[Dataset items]
——————————
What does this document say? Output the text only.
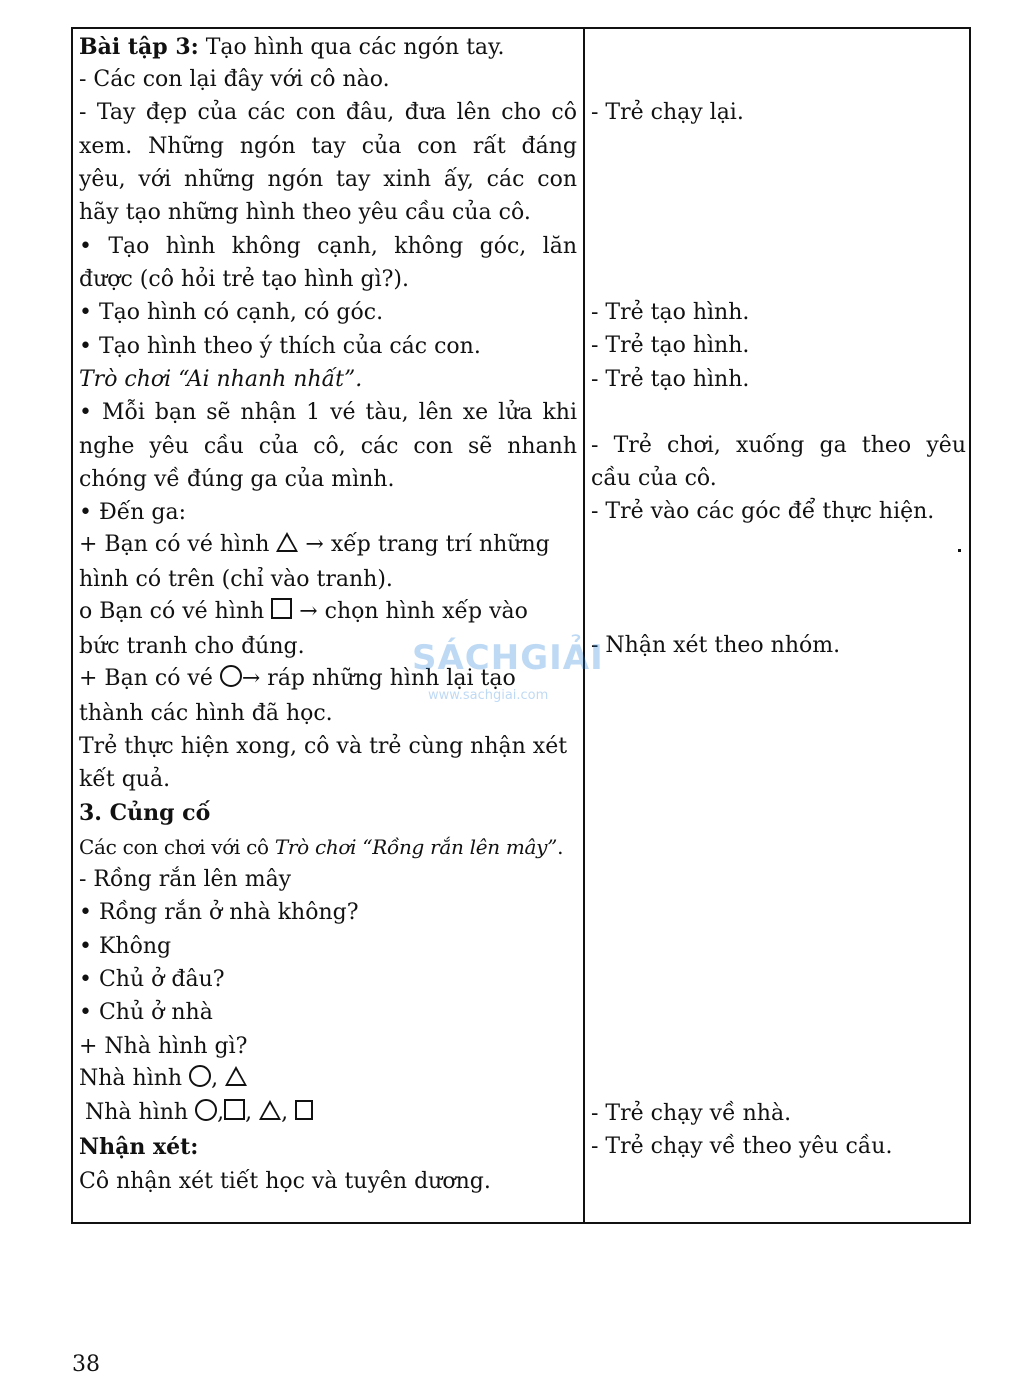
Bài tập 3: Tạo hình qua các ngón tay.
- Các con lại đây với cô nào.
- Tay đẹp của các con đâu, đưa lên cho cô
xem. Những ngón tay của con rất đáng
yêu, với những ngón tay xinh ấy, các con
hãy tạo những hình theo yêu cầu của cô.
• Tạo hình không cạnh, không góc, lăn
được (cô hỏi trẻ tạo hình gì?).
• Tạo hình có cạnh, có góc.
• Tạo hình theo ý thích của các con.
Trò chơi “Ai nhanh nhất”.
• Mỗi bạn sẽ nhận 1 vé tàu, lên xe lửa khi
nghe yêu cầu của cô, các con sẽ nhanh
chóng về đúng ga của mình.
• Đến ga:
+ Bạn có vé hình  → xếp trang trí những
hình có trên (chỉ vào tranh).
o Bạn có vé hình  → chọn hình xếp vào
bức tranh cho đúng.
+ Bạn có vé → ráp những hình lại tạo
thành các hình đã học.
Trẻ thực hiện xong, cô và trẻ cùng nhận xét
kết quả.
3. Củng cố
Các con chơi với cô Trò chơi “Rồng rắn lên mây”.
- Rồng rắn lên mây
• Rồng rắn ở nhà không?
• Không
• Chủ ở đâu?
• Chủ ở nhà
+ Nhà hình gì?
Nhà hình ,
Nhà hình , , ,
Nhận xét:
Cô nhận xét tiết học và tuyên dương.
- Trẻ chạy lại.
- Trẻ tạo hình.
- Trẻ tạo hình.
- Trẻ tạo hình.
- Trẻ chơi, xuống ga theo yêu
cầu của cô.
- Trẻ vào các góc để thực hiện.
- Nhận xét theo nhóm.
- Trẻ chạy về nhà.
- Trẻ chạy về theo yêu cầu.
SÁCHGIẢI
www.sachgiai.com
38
——————————
**Task instructions**
Return the entries unchanged, save for the pictures, which do not belong in the copy.

**Exercise answer**
What does this document say? Output the text only.
Bài tập 3: Tạo hình qua các ngón tay.
- Các con lại đây với cô nào.
- Tay đẹp của các con đâu, đưa lên cho cô
xem. Những ngón tay của con rất đáng
yêu, với những ngón tay xinh ấy, các con
hãy tạo những hình theo yêu cầu của cô.
• Tạo hình không cạnh, không góc, lăn
được (cô hỏi trẻ tạo hình gì?).
• Tạo hình có cạnh, có góc.
• Tạo hình theo ý thích của các con.
Trò chơi “Ai nhanh nhất”.
• Mỗi bạn sẽ nhận 1 vé tàu, lên xe lửa khi
nghe yêu cầu của cô, các con sẽ nhanh
chóng về đúng ga của mình.
• Đến ga:
+ Bạn có vé hình  → xếp trang trí những
hình có trên (chỉ vào tranh).
o Bạn có vé hình  → chọn hình xếp vào
bức tranh cho đúng.
+ Bạn có vé → ráp những hình lại tạo
thành các hình đã học.
Trẻ thực hiện xong, cô và trẻ cùng nhận xét
kết quả.
3. Củng cố
Các con chơi với cô Trò chơi “Rồng rắn lên mây”.
- Rồng rắn lên mây
• Rồng rắn ở nhà không?
• Không
• Chủ ở đâu?
• Chủ ở nhà
+ Nhà hình gì?
Nhà hình ,
Nhà hình , , ,
Nhận xét:
Cô nhận xét tiết học và tuyên dương.
- Trẻ chạy lại.
- Trẻ tạo hình.
- Trẻ tạo hình.
- Trẻ tạo hình.
- Trẻ chơi, xuống ga theo yêu
cầu của cô.
- Trẻ vào các góc để thực hiện.
- Nhận xét theo nhóm.
- Trẻ chạy về nhà.
- Trẻ chạy về theo yêu cầu.
SÁCHGIẢI
www.sachgiai.com
38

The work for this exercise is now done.